| EXERCISE |
The records that follow must be repeated verbatim, every one of them.

--- Begin DATA SUPPLIED ---

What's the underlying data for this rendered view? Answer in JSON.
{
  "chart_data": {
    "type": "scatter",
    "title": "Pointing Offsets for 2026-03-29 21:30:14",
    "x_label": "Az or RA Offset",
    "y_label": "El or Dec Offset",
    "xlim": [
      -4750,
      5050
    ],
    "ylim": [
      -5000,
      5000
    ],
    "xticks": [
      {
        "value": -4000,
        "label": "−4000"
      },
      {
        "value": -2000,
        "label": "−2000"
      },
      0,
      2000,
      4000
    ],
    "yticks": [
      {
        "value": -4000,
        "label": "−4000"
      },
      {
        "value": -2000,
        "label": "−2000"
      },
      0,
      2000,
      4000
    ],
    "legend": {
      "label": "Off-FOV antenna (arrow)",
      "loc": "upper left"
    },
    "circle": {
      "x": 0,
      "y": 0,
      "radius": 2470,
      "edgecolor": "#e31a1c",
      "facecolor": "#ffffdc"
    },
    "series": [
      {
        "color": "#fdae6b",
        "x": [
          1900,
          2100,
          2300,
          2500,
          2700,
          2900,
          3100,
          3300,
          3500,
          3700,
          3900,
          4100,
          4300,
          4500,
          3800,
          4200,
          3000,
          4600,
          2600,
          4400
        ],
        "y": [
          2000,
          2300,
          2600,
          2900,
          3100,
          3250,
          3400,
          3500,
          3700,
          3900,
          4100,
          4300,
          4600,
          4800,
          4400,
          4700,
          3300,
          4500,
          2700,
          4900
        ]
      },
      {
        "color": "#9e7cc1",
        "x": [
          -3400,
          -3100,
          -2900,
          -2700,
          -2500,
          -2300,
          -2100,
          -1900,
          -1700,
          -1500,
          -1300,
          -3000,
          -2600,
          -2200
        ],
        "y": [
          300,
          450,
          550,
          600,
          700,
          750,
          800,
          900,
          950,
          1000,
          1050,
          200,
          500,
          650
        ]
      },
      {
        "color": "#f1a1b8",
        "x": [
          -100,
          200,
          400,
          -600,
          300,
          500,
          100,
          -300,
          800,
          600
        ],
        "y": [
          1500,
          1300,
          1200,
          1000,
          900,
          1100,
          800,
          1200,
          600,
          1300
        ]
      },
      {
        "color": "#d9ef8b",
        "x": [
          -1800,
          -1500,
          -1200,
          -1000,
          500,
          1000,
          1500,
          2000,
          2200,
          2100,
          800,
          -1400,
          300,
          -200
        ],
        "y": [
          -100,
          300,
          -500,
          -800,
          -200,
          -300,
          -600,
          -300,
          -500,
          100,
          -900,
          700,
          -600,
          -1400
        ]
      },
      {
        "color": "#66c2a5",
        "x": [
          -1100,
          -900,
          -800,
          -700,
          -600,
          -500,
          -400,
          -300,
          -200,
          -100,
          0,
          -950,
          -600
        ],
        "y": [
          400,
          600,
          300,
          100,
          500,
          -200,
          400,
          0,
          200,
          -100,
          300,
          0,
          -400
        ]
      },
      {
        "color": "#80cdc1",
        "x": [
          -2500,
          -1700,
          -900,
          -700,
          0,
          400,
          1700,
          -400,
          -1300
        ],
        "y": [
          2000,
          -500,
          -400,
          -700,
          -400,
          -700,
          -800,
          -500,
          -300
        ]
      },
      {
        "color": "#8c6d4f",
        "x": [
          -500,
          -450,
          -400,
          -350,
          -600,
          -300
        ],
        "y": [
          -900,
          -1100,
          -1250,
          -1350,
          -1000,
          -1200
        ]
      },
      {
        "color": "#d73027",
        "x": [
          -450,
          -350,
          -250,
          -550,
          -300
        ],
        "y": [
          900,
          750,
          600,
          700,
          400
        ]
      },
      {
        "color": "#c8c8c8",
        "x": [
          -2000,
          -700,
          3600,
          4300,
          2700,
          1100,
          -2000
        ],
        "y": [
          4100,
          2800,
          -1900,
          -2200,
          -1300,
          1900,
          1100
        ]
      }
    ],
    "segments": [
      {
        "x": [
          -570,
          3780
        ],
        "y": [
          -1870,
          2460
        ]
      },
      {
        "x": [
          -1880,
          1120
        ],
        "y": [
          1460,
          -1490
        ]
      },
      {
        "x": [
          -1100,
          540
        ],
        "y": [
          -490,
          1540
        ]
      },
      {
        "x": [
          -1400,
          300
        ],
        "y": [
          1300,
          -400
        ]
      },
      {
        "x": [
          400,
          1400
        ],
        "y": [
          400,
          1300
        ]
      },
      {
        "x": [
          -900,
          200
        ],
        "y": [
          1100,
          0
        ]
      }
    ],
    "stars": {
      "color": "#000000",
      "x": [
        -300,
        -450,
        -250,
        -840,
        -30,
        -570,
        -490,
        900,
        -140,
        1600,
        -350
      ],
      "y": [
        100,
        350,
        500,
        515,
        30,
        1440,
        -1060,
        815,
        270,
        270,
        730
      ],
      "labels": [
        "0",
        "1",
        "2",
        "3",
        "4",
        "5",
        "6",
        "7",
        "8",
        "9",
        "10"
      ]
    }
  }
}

--- End DATA SUPPLIED ---

| SOLUTION BELOW |
What's the underlying data for this rendered view? Answer in JSON.
{
  "chart_data": {
    "type": "scatter",
    "title": "Pointing Offsets for 2026-03-29 21:30:14",
    "x_label": "Az or RA Offset",
    "y_label": "El or Dec Offset",
    "xlim": [
      -4750,
      5050
    ],
    "ylim": [
      -5000,
      5000
    ],
    "xticks": [
      {
        "value": -4000,
        "label": "−4000"
      },
      {
        "value": -2000,
        "label": "−2000"
      },
      0,
      2000,
      4000
    ],
    "yticks": [
      {
        "value": -4000,
        "label": "−4000"
      },
      {
        "value": -2000,
        "label": "−2000"
      },
      0,
      2000,
      4000
    ],
    "legend": {
      "label": "Off-FOV antenna (arrow)",
      "loc": "upper left"
    },
    "circle": {
      "x": 0,
      "y": 0,
      "radius": 2470,
      "edgecolor": "#e31a1c",
      "facecolor": "#ffffdc"
    },
    "series": [
      {
        "color": "#fdae6b",
        "x": [
          1900,
          2100,
          2300,
          2500,
          2700,
          2900,
          3100,
          3300,
          3500,
          3700,
          3900,
          4100,
          4300,
          4500,
          3800,
          4200,
          3000,
          4600,
          2600,
          4400
        ],
        "y": [
          2000,
          2300,
          2600,
          2900,
          3100,
          3250,
          3400,
          3500,
          3700,
          3900,
          4100,
          4300,
          4600,
          4800,
          4400,
          4700,
          3300,
          4500,
          2700,
          4900
        ]
      },
      {
        "color": "#9e7cc1",
        "x": [
          -3400,
          -3100,
          -2900,
          -2700,
          -2500,
          -2300,
          -2100,
          -1900,
          -1700,
          -1500,
          -1300,
          -3000,
          -2600,
          -2200
        ],
        "y": [
          300,
          450,
          550,
          600,
          700,
          750,
          800,
          900,
          950,
          1000,
          1050,
          200,
          500,
          650
        ]
      },
      {
        "color": "#f1a1b8",
        "x": [
          -100,
          200,
          400,
          -600,
          300,
          500,
          100,
          -300,
          800,
          600
        ],
        "y": [
          1500,
          1300,
          1200,
          1000,
          900,
          1100,
          800,
          1200,
          600,
          1300
        ]
      },
      {
        "color": "#d9ef8b",
        "x": [
          -1800,
          -1500,
          -1200,
          -1000,
          500,
          1000,
          1500,
          2000,
          2200,
          2100,
          800,
          -1400,
          300,
          -200
        ],
        "y": [
          -100,
          300,
          -500,
          -800,
          -200,
          -300,
          -600,
          -300,
          -500,
          100,
          -900,
          700,
          -600,
          -1400
        ]
      },
      {
        "color": "#66c2a5",
        "x": [
          -1100,
          -900,
          -800,
          -700,
          -600,
          -500,
          -400,
          -300,
          -200,
          -100,
          0,
          -950,
          -600
        ],
        "y": [
          400,
          600,
          300,
          100,
          500,
          -200,
          400,
          0,
          200,
          -100,
          300,
          0,
          -400
        ]
      },
      {
        "color": "#80cdc1",
        "x": [
          -2500,
          -1700,
          -900,
          -700,
          0,
          400,
          1700,
          -400,
          -1300
        ],
        "y": [
          2000,
          -500,
          -400,
          -700,
          -400,
          -700,
          -800,
          -500,
          -300
        ]
      },
      {
        "color": "#8c6d4f",
        "x": [
          -500,
          -450,
          -400,
          -350,
          -600,
          -300
        ],
        "y": [
          -900,
          -1100,
          -1250,
          -1350,
          -1000,
          -1200
        ]
      },
      {
        "color": "#d73027",
        "x": [
          -450,
          -350,
          -250,
          -550,
          -300
        ],
        "y": [
          900,
          750,
          600,
          700,
          400
        ]
      },
      {
        "color": "#c8c8c8",
        "x": [
          -2000,
          -700,
          3600,
          4300,
          2700,
          1100,
          -2000
        ],
        "y": [
          4100,
          2800,
          -1900,
          -2200,
          -1300,
          1900,
          1100
        ]
      }
    ],
    "segments": [
      {
        "x": [
          -570,
          3780
        ],
        "y": [
          -1870,
          2460
        ]
      },
      {
        "x": [
          -1880,
          1120
        ],
        "y": [
          1460,
          -1490
        ]
      },
      {
        "x": [
          -1100,
          540
        ],
        "y": [
          -490,
          1540
        ]
      },
      {
        "x": [
          -1400,
          300
        ],
        "y": [
          1300,
          -400
        ]
      },
      {
        "x": [
          400,
          1400
        ],
        "y": [
          400,
          1300
        ]
      },
      {
        "x": [
          -900,
          200
        ],
        "y": [
          1100,
          0
        ]
      }
    ],
    "stars": {
      "color": "#000000",
      "x": [
        -300,
        -450,
        -250,
        -840,
        -30,
        -570,
        -490,
        900,
        -140,
        1600,
        -350
      ],
      "y": [
        100,
        350,
        500,
        515,
        30,
        1440,
        -1060,
        815,
        270,
        270,
        730
      ],
      "labels": [
        "0",
        "1",
        "2",
        "3",
        "4",
        "5",
        "6",
        "7",
        "8",
        "9",
        "10"
      ]
    }
  }
}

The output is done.